Lines of data:
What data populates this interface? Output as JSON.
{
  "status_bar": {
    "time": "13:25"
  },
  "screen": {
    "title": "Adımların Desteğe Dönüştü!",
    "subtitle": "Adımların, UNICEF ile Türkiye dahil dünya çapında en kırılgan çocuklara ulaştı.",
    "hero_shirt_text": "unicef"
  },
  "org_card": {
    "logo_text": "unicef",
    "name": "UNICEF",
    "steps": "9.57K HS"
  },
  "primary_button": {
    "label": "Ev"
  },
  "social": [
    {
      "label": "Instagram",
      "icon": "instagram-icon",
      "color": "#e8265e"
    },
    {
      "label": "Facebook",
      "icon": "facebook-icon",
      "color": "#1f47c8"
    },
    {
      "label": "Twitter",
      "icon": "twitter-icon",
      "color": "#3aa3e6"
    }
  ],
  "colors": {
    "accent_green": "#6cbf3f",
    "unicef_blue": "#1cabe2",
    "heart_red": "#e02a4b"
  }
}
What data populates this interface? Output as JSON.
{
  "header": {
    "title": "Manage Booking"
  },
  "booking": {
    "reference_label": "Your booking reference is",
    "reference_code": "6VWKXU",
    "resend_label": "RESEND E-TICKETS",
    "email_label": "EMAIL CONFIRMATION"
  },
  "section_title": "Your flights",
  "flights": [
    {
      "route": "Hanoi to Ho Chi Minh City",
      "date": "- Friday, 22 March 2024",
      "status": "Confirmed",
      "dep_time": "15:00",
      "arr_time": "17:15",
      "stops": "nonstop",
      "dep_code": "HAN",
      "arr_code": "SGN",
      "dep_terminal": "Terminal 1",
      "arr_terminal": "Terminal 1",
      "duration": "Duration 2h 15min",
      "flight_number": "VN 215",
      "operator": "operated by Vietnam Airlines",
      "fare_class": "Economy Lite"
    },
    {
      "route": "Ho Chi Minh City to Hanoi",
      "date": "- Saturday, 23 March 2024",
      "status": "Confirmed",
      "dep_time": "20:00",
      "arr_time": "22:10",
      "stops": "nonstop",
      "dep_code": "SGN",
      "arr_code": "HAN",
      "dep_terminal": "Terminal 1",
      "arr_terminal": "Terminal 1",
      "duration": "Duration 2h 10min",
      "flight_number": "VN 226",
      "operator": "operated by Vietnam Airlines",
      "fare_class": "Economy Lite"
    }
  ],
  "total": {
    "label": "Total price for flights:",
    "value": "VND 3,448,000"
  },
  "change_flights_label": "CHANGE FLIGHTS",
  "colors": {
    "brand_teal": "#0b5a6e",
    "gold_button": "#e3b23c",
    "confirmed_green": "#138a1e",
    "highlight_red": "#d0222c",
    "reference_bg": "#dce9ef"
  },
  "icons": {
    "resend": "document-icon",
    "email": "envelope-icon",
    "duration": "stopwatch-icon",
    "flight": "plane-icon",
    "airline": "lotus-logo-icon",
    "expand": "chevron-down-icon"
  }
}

### Objective
Find how many lines in the listing hold "Minh", and reply with that number only.

### Task solution
2